**WHAT TO DO**
- a) Reproduce the passage of the Michael J. Fox article from "Published 5 years" up to and including "again, Marty McFly.".
- b) Carry on the Michael J. Fox article from the point where it stops.
+++ DOCUMENT TEXT +++
The Many Faces Of Michael J. Fox

Published 5 years ago by , Updated March 3rd, 2014 at 6:44 am,

In celebration of the 25th anniversary of Back To The Future, the entire trilogy was re-released on a special edition Blu-ray DVD this week. In addition, AMC theatres held select screenings of the original film on 158 screens in over 40 cities.

Fans of Back To The Future came out to celebrate and revisit the iconic characters created in the films: Chistopher Lloyd as the lovable mad scientist, Doc Brown; Crispin Glover as the quintessential geek-hero, George McFly; Thomas F. Wilson as the equally quintessential bully-who-gets-his, Biff Tannen; Lea Thompson as Marty’s (sometimes disturbingly) super-sexy mom, Lorraine; and of course, Michael J. Fox as the young, old and young again, Marty McFly.

Michael J Fox’s career spans nearly 40 years and includes some of the most memorably charming characters ever to be captured on celluloid (well, back then it was mostly still celluloid). From Alex P. Keaton to Brantley Foster to Spin City’s Mike Flaherty, Michael J. Fox is always somehow relatable and likable, even when his characters are committing what may be some less-than-savory acts. Those qualities are what made him the perfect choice to portray the appealing, and often excitable, Marty McFly.

He captivated audiences with his portrayal of the every-man/boy, and it’s hard to imagine any other actor in that career-defining role, but, as has oft been discussed of late (and as all of us BTTF nerds know), Michael J. Fox took over the role of Marty five weeks into production on Back To The Future.

eric stoltz back to the future The Many Faces Of Michael J. Fox

Although Fox was always the first choice, scheduling conflicts with Family Ties forced director Robert Zemeckis to hire Eric Stoltz to play the role. A little over a month into production, Zemeckis felt that he wasn’t getting what he needed from Stoltz, and made the switch to Fox. As part of the Back to the Future anniversary Blu-ray, the film’s creators talk about the casting shift, and why Fox was so fundamental to the success of the franchise.
+++ DATA LISTING +++
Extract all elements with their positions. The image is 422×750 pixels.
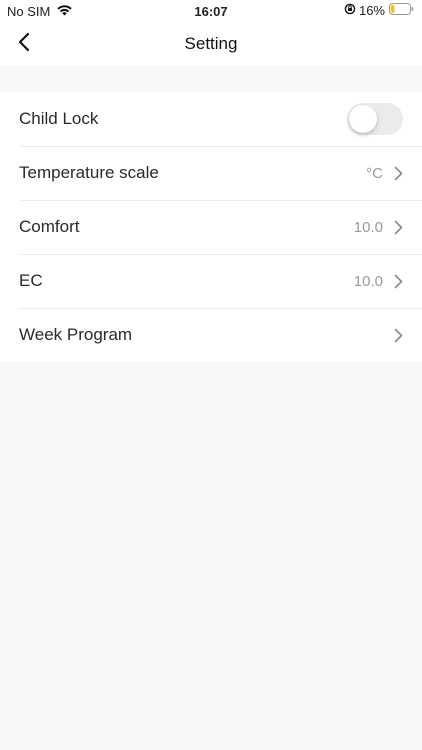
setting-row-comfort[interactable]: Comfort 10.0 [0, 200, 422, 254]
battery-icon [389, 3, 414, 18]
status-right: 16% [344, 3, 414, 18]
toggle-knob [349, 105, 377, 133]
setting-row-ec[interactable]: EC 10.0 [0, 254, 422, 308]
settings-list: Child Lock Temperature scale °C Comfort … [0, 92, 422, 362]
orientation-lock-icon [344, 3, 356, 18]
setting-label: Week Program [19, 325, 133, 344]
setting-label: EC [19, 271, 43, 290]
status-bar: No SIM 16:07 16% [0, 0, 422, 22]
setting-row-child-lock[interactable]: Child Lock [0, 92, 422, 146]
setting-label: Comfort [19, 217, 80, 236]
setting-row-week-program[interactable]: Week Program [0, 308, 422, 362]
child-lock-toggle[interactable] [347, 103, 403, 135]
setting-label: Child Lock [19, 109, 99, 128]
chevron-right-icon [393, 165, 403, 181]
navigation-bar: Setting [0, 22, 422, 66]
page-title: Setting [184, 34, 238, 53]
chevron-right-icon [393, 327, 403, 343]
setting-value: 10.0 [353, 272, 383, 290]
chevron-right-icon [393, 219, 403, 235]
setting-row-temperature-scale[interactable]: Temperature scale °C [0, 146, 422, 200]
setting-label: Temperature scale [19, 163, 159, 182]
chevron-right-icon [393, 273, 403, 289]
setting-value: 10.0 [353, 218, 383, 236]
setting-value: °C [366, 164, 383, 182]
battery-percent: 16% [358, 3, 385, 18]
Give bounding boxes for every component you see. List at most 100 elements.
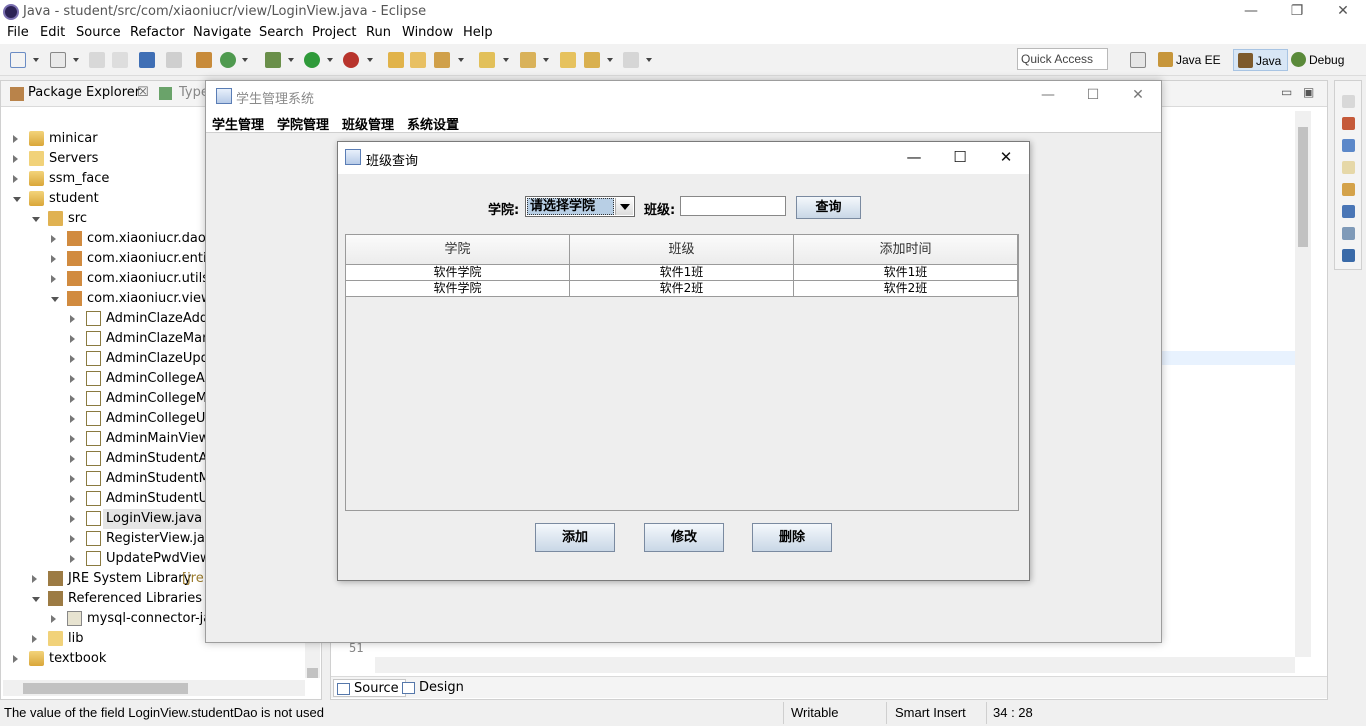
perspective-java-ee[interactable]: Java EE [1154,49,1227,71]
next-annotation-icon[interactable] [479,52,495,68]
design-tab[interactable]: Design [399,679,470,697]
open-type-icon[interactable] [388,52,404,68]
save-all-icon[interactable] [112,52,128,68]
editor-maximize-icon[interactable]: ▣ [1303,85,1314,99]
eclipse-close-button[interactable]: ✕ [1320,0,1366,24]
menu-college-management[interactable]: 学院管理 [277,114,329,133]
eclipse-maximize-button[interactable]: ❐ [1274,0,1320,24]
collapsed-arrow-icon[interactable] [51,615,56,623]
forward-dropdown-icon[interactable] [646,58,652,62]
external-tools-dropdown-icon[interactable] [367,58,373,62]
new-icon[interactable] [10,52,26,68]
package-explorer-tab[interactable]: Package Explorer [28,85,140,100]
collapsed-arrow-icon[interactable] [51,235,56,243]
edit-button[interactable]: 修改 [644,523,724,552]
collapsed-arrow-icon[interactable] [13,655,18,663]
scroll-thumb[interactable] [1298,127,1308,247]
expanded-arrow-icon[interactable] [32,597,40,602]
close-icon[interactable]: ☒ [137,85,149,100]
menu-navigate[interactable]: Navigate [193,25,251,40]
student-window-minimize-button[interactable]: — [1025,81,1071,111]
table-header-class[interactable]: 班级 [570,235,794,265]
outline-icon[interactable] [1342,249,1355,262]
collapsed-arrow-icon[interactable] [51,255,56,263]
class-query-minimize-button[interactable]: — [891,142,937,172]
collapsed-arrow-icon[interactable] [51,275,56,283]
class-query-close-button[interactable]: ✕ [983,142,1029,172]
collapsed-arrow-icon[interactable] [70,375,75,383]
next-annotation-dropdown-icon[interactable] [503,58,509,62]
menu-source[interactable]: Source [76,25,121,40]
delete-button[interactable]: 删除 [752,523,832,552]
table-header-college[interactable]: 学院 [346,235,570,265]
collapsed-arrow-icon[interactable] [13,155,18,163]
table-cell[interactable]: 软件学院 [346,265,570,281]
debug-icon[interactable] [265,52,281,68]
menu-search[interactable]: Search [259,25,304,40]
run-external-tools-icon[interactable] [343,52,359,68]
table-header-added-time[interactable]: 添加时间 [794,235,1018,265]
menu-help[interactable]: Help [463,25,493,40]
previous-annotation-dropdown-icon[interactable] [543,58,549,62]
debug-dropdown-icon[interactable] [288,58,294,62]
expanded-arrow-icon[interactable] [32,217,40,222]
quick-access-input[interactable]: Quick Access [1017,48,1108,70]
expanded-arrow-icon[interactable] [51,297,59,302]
+++
**SOLVED PROBLEMS**
- a)
Published 5 years ago by , Updated March 3rd, 2014 at 6:44 am,

In celebration of the 25th anniversary of Back To The Future, the entire trilogy was re-released on a special edition Blu-ray DVD this week. In addition, AMC theatres held select screenings of the original film on 158 screens in over 40 cities.

Fans of Back To The Future came out to celebrate and revisit the iconic characters created in the films: Chistopher Lloyd as the lovable mad scientist, Doc Brown; Crispin Glover as the quintessential geek-hero, George McFly; Thomas F. Wilson as the equally quintessential bully-who-gets-his, Biff Tannen; Lea Thompson as Marty’s (sometimes disturbingly) super-sexy mom, Lorraine; and of course, Michael J. Fox as the young, old and young again, Marty McFly.

- b)
michael j fox back 2 the future The Many Faces Of Michael J. Fox

Take a look at this clip from the feature:

Robert Zemeckis compares Fox to Jimmy Stewart, and the likening feels apropos. Fox has a quality that illustrates, and inspires us to believe in, the best parts of ourselves. He is not a mythic and out of touch hero, but an ordinary man who is living his life in extraordinary ways.

The Power Of Love:


michael j fox family ties The Many Faces Of Michael J. Fox


Michael J Fox represents the opposite of the Emo-lethargy of so many angst-ridden teenage characters and tales today. Whatever he did, he did enthusiastically. An Alex P. Keaton sans Michael J. Fox’s humor may have been an insufferable stuffed shirt, but with it, Alex became the most dynamic and beloved character on Family Ties.

In a New York Times article about the DVD release of the sitcom (which ran on NBC from 1982-1989) writer Susan Stewart theorizes that the show “probably wouldn’t have lasted two seasons without Michael J. Fox in his defining role as the Reagan-loving, tie-wearing teenager Alex P. Keaton.”

The series was created as a vehicle for Meredith Baxter-Birney and Michael Gross, who played Fox’s ultra liberal, ex-hippie parents, charged with raising some traditional-to-outright-conservative children. None of the children were more conservative, or more hilarious, than the big business and Nixon-worshiping Alex.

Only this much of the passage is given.